• _Instructions for the task_: Copy out each line exactly as it appears.

Stored entries
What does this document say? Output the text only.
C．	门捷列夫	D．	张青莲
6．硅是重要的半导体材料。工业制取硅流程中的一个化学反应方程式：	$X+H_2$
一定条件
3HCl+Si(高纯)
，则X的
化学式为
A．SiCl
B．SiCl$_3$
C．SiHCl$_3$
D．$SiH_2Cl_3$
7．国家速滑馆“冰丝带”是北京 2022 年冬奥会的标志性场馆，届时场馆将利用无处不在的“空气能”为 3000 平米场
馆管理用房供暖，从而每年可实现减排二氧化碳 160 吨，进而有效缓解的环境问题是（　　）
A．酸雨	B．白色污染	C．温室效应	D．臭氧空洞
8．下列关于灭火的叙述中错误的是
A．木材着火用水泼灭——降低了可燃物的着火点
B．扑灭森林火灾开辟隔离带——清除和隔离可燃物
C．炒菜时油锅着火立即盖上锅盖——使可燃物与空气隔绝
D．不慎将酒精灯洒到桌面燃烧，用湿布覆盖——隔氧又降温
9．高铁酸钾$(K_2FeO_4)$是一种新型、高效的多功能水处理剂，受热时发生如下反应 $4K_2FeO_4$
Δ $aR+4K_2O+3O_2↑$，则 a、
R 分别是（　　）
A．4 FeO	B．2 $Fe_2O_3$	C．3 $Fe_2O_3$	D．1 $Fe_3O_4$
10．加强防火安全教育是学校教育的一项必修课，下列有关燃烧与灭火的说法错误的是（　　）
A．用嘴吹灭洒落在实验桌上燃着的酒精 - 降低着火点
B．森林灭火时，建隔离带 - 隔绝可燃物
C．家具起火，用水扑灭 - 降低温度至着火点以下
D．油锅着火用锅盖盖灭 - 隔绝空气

• _Task response_:
What does this document say? Output the text only.
C．	门捷列夫	D．	张青莲
6．硅是重要的半导体材料。工业制取硅流程中的一个化学反应方程式：	$X+H_2$
一定条件
3HCl+Si(高纯)
，则X的
化学式为
A．SiCl
B．SiCl$_3$
C．SiHCl$_3$
D．$SiH_2Cl_3$
7．国家速滑馆“冰丝带”是北京 2022 年冬奥会的标志性场馆，届时场馆将利用无处不在的“空气能”为 3000 平米场
馆管理用房供暖，从而每年可实现减排二氧化碳 160 吨，进而有效缓解的环境问题是（　　）
A．酸雨	B．白色污染	C．温室效应	D．臭氧空洞
8．下列关于灭火的叙述中错误的是
A．木材着火用水泼灭——降低了可燃物的着火点
B．扑灭森林火灾开辟隔离带——清除和隔离可燃物
C．炒菜时油锅着火立即盖上锅盖——使可燃物与空气隔绝
D．不慎将酒精灯洒到桌面燃烧，用湿布覆盖——隔氧又降温
9．高铁酸钾$(K_2FeO_4)$是一种新型、高效的多功能水处理剂，受热时发生如下反应 $4K_2FeO_4$
Δ $aR+4K_2O+3O_2↑$，则 a、
R 分别是（　　）
A．4 FeO	B．2 $Fe_2O_3$	C．3 $Fe_2O_3$	D．1 $Fe_3O_4$
10．加强防火安全教育是学校教育的一项必修课，下列有关燃烧与灭火的说法错误的是（　　）
A．用嘴吹灭洒落在实验桌上燃着的酒精 - 降低着火点
B．森林灭火时，建隔离带 - 隔绝可燃物
C．家具起火，用水扑灭 - 降低温度至着火点以下
D．油锅着火用锅盖盖灭 - 隔绝空气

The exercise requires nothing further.